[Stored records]
══════════

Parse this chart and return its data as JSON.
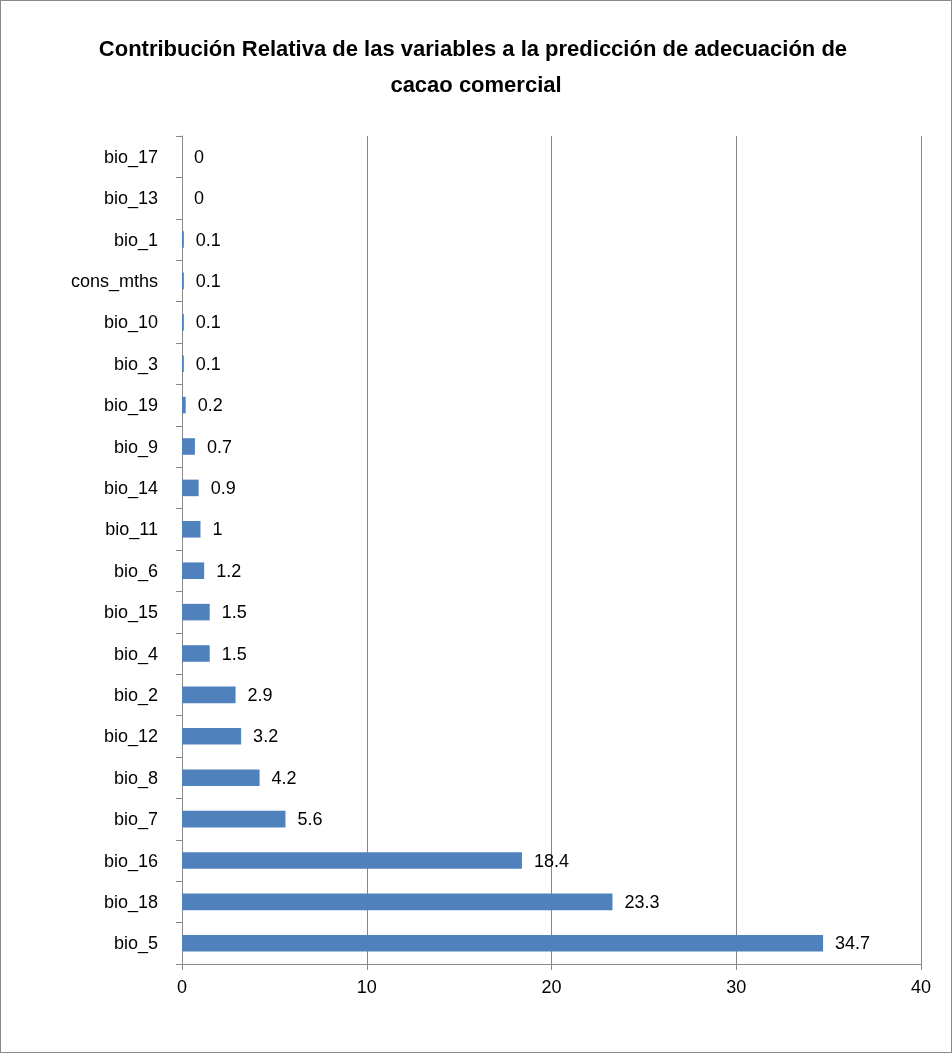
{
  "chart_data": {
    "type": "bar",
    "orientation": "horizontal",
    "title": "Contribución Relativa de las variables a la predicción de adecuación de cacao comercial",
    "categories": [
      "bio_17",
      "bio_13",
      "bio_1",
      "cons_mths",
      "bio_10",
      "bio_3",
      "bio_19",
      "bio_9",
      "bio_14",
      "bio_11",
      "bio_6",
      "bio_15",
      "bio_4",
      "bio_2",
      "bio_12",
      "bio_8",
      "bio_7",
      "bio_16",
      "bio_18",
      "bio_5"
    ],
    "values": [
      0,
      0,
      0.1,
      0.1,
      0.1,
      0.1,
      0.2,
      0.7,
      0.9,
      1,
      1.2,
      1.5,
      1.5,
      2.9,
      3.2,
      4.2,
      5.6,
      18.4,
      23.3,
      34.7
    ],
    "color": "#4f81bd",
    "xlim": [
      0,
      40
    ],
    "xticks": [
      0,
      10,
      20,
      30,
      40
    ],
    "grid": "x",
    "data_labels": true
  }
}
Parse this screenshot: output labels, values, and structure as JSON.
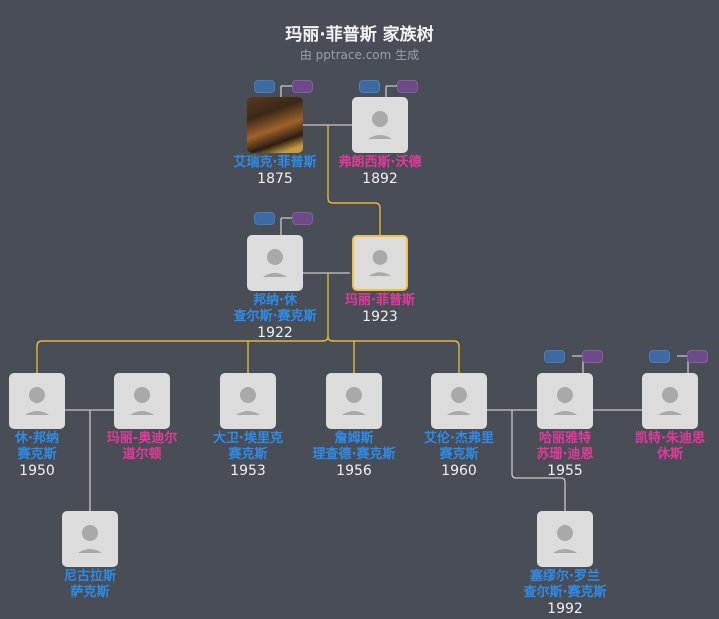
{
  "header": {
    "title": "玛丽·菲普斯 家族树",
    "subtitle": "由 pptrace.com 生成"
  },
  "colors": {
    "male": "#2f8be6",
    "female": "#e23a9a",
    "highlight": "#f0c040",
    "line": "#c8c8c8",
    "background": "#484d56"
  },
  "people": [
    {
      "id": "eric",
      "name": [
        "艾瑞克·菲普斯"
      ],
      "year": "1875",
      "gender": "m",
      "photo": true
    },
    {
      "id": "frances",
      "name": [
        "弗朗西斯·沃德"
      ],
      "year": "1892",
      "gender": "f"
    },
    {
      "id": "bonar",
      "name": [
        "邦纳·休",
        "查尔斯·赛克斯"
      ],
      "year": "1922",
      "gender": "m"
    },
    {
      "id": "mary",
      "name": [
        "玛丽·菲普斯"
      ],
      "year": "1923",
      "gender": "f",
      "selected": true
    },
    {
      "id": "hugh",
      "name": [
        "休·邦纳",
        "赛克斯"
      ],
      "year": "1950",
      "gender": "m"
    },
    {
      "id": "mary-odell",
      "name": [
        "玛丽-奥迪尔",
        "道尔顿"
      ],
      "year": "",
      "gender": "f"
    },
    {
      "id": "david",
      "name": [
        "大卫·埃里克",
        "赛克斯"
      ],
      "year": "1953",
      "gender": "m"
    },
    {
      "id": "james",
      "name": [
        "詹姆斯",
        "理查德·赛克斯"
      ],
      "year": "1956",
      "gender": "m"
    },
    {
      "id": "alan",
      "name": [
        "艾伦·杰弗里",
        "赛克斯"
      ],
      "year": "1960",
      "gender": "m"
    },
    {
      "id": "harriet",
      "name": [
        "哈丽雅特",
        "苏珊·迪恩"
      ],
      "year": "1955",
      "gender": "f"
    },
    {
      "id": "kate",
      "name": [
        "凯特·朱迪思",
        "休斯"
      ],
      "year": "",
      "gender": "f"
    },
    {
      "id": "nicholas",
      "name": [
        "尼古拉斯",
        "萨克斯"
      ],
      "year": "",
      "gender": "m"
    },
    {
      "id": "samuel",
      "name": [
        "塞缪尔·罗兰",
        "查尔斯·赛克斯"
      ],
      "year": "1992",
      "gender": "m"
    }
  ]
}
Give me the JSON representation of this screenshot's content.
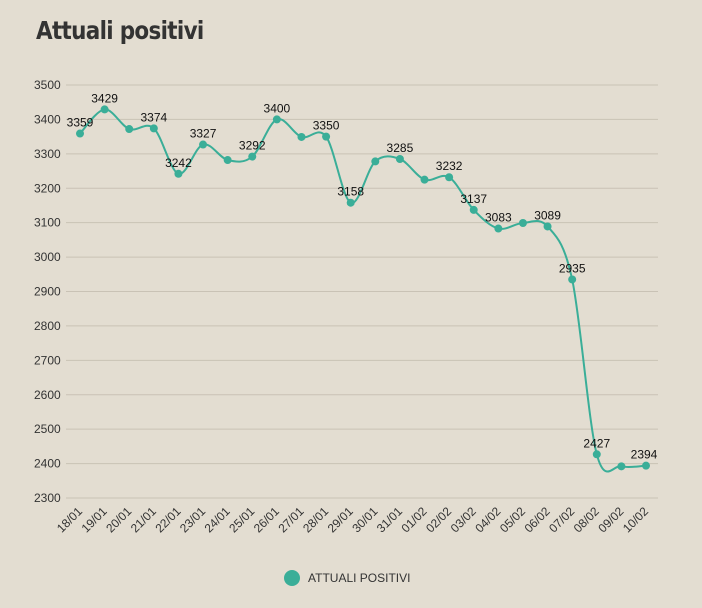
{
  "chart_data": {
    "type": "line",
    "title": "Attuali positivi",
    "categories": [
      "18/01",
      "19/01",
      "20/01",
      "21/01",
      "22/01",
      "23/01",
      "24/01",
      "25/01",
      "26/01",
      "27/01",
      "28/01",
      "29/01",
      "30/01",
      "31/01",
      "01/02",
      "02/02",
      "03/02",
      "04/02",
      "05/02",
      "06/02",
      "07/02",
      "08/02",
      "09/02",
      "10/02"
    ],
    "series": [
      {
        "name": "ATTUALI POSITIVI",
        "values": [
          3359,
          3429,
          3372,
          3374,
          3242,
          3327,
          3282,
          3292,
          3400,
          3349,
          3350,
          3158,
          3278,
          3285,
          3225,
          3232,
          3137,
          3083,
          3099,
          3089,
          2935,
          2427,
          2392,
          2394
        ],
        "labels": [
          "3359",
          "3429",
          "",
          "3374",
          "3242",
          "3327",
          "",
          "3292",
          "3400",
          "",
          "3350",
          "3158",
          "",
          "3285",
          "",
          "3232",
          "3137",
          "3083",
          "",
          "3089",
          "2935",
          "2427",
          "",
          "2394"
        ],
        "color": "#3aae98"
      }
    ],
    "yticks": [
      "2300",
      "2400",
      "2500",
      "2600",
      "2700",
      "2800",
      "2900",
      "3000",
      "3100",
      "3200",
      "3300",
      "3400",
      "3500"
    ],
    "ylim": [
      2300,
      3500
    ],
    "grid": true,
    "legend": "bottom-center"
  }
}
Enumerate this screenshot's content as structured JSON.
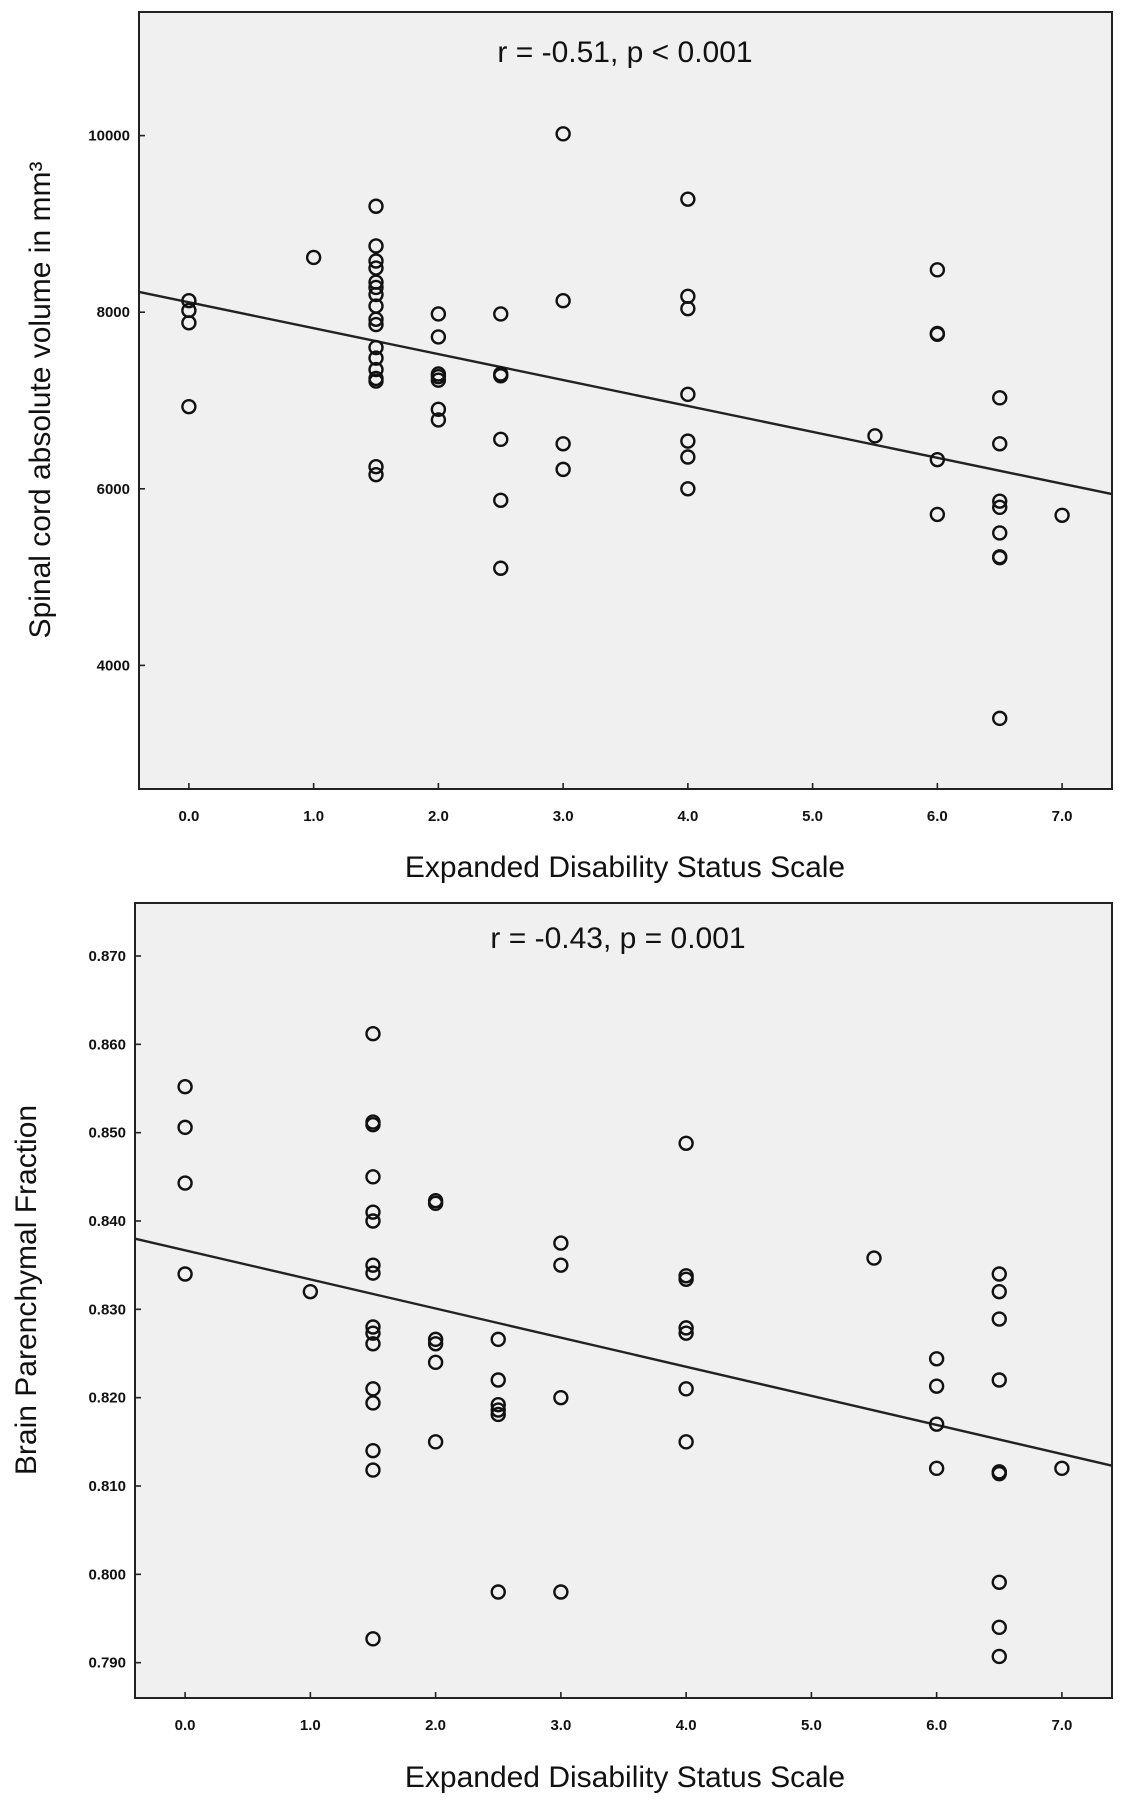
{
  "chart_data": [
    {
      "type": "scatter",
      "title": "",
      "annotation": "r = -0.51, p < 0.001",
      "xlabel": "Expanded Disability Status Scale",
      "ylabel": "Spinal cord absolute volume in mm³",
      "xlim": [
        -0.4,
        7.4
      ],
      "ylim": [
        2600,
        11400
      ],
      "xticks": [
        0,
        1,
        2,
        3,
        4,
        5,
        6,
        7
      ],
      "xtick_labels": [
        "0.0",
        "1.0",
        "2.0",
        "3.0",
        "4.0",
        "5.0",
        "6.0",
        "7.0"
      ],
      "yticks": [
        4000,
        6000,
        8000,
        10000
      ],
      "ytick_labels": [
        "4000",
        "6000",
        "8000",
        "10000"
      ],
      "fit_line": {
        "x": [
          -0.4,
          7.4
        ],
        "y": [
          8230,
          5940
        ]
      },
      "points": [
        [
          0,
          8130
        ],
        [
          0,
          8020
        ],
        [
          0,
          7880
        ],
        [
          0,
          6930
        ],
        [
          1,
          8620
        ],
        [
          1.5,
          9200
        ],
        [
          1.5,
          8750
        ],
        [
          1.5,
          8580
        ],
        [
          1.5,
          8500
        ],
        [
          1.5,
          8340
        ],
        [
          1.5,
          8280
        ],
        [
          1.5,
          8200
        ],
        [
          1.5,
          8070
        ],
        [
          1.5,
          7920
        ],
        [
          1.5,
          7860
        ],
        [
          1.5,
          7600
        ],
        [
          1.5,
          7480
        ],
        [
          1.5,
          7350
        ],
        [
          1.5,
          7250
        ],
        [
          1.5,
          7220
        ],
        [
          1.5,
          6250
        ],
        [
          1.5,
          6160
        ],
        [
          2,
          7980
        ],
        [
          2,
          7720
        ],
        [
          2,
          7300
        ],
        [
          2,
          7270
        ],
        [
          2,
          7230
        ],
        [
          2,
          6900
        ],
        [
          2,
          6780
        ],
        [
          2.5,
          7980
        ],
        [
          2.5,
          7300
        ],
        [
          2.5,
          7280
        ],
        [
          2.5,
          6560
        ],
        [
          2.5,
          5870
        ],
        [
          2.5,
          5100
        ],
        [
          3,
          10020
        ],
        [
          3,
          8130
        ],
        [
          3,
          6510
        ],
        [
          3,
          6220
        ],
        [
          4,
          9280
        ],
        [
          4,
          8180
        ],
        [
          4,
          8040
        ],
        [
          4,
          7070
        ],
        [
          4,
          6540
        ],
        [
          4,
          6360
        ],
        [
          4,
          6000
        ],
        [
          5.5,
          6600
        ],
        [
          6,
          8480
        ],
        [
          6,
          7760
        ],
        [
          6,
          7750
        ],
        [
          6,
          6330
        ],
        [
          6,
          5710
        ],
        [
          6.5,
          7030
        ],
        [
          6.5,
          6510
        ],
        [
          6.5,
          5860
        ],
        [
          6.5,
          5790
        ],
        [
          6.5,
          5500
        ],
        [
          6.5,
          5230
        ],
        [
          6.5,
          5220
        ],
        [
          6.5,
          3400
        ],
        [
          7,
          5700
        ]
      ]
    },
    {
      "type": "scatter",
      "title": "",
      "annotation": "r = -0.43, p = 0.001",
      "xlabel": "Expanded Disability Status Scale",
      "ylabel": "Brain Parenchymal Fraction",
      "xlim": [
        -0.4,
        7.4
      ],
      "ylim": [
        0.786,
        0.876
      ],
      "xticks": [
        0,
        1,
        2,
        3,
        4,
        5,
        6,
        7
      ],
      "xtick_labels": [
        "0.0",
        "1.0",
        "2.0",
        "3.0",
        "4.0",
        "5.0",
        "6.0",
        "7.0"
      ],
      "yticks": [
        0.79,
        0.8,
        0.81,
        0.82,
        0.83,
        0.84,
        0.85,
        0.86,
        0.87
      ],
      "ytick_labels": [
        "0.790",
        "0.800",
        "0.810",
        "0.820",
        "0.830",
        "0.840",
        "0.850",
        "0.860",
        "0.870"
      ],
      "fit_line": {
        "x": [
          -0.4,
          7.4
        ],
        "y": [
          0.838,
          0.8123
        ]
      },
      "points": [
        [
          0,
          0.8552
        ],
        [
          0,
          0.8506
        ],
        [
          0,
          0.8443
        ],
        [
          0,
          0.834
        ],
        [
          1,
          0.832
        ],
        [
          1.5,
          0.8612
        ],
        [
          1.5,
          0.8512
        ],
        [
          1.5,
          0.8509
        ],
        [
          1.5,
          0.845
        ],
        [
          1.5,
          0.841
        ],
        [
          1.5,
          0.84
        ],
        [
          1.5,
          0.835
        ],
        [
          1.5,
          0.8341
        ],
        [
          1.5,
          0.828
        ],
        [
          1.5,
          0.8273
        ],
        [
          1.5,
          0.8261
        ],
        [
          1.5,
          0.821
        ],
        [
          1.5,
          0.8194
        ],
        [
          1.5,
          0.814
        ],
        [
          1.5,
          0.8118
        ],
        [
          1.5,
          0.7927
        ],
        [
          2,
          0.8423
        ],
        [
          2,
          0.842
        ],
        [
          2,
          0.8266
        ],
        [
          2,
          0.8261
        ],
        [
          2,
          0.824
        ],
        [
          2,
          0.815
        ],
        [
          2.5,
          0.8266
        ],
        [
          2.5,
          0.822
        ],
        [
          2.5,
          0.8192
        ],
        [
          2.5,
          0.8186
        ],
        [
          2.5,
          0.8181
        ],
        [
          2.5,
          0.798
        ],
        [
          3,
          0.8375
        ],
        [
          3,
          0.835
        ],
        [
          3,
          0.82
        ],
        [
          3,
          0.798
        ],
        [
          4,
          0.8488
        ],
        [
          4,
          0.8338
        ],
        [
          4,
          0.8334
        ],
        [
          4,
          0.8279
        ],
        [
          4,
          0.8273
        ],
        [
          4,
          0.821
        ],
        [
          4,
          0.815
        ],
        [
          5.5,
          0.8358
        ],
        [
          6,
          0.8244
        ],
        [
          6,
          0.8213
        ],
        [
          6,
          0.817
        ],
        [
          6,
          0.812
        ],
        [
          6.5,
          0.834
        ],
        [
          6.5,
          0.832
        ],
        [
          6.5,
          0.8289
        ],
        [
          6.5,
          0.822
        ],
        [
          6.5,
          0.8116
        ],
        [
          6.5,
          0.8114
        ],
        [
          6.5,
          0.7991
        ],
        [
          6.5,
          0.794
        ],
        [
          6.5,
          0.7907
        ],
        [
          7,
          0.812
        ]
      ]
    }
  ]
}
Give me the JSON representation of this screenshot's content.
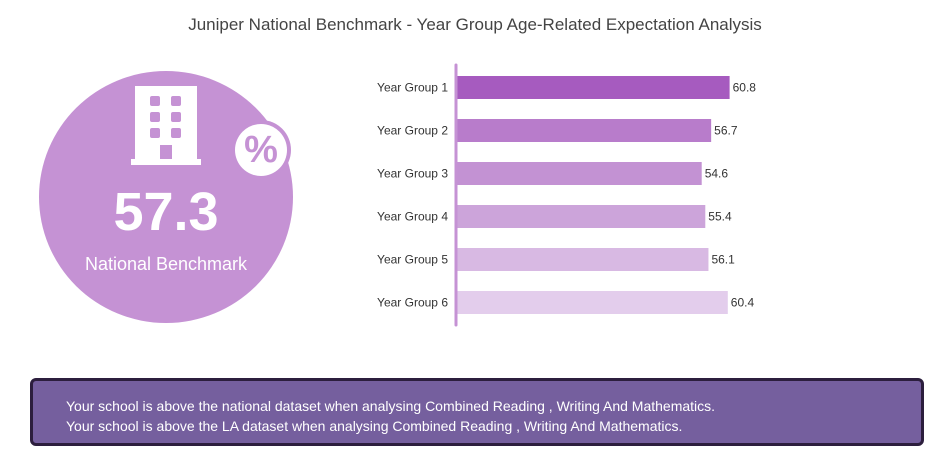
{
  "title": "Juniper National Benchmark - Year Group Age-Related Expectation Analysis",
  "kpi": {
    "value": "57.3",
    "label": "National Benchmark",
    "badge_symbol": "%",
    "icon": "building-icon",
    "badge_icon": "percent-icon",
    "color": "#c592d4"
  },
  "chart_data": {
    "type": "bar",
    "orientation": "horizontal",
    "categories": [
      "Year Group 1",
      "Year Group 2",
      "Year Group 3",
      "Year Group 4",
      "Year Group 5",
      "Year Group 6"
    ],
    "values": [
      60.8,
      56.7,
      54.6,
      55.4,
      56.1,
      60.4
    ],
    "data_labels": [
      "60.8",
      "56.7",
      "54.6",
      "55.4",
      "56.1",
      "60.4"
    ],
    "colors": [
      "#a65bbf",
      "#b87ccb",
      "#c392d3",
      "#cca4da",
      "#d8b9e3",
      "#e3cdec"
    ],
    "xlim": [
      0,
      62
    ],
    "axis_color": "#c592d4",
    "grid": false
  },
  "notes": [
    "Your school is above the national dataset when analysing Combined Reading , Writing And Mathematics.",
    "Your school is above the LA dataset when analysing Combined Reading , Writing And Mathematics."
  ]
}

══════════

**WRITTEN INSTRUCTION:** Select every line where the word "Group" occurs.

**OUTPUT OF THE EXERCISE:**
  "title": "Juniper National Benchmark - Year Group Age-Related Expectation Analysis",
      "Year Group 1",
      "Year Group 2",
      "Year Group 3",
      "Year Group 4",
      "Year Group 5",
      "Year Group 6"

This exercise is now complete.